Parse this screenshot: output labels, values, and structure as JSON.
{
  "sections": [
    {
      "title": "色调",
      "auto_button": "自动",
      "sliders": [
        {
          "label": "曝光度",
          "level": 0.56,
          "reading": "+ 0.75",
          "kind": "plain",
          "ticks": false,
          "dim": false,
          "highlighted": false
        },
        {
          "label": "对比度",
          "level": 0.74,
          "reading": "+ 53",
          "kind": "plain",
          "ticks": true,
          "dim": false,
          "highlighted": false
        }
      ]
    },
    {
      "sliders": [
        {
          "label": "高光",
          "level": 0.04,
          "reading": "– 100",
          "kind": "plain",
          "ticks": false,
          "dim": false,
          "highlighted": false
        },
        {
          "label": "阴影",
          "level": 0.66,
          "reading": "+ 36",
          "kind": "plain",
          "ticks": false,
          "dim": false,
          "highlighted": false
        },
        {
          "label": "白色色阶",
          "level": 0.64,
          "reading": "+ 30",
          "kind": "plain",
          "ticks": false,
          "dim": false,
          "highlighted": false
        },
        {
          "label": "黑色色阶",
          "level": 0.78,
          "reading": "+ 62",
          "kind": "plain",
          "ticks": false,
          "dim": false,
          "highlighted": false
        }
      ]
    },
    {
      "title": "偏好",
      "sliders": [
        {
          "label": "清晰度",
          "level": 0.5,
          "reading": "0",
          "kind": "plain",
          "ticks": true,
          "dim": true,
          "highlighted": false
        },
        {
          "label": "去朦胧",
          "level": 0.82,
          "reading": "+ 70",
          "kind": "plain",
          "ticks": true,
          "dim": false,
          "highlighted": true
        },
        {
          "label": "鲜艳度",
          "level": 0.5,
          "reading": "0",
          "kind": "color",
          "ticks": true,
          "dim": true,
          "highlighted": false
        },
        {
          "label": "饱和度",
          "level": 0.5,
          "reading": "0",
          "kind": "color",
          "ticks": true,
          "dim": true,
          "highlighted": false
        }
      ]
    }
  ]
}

● **Exercise brief**: Whichever lines contain the string "level", select and copy them.

● **Result below**:
          "level": 0.56,
          "level": 0.74,
          "level": 0.04,
          "level": 0.66,
          "level": 0.64,
          "level": 0.78,
          "level": 0.5,
          "level": 0.82,
          "level": 0.5,
          "level": 0.5,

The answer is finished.